WHAT YOU HAVE TO DO
Lines containing the string "lateral" are to be collected in full.

<<<<

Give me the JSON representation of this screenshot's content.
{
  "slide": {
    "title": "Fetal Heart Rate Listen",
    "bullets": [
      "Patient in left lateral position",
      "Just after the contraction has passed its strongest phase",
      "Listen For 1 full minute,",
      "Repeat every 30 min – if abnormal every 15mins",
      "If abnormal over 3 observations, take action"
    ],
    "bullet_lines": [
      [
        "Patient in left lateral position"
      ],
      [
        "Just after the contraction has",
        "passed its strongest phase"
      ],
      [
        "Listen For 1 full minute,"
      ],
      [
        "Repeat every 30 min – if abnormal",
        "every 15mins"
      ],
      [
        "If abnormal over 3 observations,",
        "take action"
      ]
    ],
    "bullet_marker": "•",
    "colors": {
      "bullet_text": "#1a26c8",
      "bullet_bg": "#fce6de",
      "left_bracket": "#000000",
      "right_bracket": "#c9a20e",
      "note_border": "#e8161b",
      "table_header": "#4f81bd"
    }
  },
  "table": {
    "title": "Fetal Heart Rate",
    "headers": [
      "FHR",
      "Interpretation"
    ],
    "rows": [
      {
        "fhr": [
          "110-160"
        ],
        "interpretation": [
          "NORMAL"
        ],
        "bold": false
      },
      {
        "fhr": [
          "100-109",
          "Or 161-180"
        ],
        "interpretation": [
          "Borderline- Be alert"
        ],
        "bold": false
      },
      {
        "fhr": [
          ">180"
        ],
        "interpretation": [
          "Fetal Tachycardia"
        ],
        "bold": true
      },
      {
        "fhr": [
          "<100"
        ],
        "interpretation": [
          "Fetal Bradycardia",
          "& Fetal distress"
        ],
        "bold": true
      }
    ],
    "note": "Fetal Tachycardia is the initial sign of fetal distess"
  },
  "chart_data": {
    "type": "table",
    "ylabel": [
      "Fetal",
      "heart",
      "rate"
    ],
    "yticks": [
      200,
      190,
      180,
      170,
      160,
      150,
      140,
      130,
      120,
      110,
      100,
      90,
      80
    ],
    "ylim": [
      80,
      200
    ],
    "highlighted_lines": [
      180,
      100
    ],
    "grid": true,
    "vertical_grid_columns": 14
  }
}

>>>>
<<<<

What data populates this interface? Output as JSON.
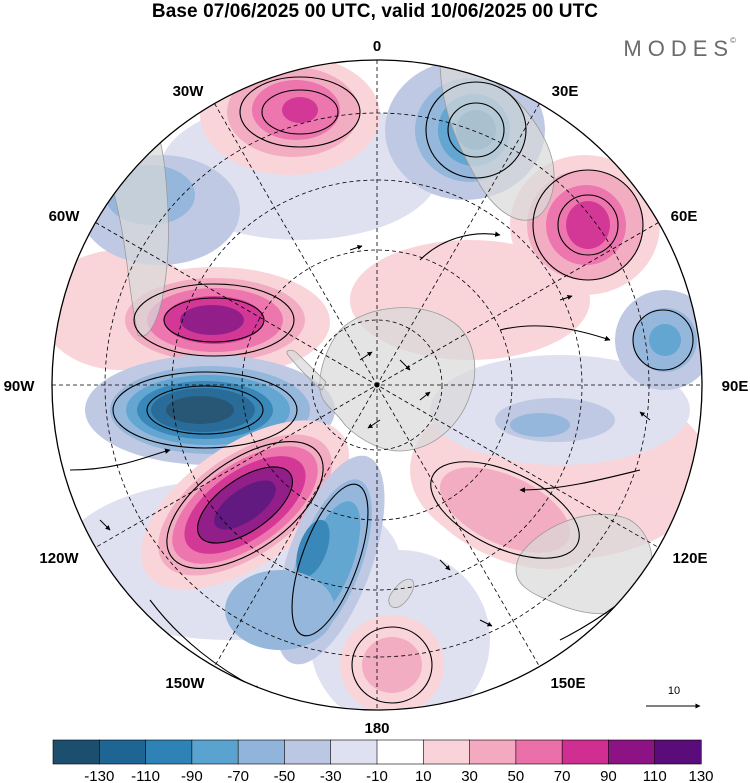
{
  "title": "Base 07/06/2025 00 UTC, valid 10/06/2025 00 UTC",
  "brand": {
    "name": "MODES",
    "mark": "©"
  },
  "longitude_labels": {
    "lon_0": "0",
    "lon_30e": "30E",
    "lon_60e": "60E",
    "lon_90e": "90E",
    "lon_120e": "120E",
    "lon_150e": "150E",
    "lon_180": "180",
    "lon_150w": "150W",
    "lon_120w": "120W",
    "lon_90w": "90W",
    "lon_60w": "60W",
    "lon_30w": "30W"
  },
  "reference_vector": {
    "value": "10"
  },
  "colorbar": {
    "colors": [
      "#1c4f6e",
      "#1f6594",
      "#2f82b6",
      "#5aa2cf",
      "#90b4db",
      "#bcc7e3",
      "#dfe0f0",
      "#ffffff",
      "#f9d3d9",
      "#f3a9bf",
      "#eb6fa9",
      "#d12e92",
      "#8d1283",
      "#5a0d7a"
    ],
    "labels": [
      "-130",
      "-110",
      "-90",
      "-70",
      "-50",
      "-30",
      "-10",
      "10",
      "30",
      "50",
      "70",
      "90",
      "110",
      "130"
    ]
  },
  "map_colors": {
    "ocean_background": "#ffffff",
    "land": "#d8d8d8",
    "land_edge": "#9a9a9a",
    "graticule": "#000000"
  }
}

>>>>
<<<<

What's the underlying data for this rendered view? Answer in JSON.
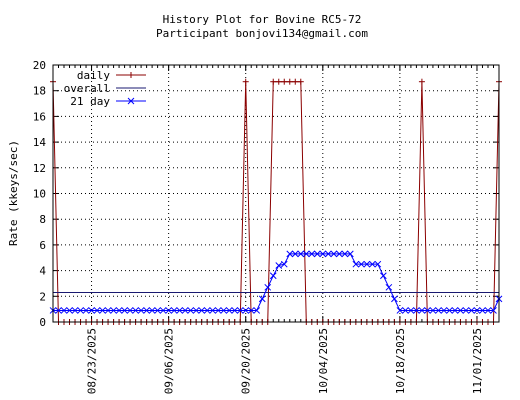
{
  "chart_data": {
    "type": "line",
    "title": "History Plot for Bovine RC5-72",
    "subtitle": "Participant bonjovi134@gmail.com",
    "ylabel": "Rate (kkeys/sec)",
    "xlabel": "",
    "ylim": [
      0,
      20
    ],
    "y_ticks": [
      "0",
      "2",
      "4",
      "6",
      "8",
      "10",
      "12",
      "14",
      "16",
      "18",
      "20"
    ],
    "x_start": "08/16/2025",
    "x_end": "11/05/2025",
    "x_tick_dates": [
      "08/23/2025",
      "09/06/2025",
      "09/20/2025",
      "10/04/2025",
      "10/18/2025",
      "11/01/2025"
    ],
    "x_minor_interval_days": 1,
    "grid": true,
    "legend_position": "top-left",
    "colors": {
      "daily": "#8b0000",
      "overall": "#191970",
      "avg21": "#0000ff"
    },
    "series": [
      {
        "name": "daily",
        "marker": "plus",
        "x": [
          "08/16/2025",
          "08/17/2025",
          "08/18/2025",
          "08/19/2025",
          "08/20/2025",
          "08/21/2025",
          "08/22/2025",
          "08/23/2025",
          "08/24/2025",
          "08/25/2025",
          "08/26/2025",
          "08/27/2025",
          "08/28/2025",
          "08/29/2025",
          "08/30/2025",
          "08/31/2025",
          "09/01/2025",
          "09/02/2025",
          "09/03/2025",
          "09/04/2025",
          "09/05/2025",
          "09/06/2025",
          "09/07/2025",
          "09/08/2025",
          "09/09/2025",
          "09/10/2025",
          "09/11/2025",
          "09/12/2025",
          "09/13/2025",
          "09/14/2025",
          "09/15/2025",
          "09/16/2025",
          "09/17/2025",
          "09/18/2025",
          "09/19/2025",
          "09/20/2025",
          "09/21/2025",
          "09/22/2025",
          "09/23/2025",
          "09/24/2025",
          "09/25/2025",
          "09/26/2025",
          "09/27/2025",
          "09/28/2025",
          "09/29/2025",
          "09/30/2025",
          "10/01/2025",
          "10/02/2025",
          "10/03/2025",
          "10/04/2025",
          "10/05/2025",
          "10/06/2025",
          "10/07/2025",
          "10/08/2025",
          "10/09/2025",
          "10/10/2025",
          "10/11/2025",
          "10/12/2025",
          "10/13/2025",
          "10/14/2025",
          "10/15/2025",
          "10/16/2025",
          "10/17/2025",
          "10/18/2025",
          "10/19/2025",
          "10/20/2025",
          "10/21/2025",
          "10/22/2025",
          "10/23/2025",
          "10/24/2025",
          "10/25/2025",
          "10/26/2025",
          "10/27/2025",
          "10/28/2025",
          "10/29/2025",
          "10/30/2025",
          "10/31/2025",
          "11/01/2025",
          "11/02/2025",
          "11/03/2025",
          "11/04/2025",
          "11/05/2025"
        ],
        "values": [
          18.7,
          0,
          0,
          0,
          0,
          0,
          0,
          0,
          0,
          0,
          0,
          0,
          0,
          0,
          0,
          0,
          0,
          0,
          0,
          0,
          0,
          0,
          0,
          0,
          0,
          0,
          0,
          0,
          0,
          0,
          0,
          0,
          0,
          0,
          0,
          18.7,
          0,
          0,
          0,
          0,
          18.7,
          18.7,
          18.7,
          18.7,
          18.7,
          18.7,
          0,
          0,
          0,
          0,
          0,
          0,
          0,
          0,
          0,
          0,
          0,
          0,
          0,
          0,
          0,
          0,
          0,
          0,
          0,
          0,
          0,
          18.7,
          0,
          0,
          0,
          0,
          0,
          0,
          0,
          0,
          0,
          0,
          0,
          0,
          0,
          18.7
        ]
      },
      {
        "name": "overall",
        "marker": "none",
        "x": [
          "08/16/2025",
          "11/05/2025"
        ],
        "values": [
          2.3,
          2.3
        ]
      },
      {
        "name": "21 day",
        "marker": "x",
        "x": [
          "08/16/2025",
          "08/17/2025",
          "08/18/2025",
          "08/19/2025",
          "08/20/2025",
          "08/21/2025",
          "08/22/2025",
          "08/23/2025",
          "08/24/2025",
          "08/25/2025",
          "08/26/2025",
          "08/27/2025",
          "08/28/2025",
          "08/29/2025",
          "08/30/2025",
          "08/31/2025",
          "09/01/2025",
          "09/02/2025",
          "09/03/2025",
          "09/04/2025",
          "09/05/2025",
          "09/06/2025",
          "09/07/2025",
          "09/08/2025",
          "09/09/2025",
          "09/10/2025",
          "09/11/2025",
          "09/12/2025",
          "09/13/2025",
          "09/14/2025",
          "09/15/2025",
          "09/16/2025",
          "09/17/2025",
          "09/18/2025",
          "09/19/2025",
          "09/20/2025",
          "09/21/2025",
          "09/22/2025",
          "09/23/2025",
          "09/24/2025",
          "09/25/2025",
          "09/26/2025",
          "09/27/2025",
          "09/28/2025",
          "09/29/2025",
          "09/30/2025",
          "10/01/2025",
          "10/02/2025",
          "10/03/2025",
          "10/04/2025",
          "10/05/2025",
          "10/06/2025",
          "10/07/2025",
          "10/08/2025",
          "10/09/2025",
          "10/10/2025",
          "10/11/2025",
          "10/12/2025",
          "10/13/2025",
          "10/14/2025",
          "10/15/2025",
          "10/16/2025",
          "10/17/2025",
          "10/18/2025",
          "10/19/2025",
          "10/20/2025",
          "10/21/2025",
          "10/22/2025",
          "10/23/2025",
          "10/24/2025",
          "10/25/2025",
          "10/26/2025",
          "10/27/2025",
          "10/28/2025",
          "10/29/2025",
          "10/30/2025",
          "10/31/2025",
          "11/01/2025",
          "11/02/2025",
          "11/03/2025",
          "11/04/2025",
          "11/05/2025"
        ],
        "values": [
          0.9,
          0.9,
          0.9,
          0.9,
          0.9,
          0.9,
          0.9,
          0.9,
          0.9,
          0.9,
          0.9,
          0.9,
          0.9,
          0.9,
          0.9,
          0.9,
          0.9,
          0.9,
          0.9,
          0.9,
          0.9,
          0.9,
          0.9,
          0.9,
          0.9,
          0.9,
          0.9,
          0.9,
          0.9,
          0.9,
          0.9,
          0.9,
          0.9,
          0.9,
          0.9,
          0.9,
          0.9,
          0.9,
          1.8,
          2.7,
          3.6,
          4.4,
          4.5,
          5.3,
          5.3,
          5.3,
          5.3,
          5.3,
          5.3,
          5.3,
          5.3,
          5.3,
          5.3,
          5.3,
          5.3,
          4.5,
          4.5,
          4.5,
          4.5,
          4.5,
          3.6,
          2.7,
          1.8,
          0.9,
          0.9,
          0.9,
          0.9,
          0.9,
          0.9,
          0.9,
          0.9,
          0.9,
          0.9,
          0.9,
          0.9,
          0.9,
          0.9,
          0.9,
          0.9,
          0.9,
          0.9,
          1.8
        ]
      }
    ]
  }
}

>>>>

COMPLETE ANSWER
      "Patient in left lateral position",
        "Patient in left lateral position"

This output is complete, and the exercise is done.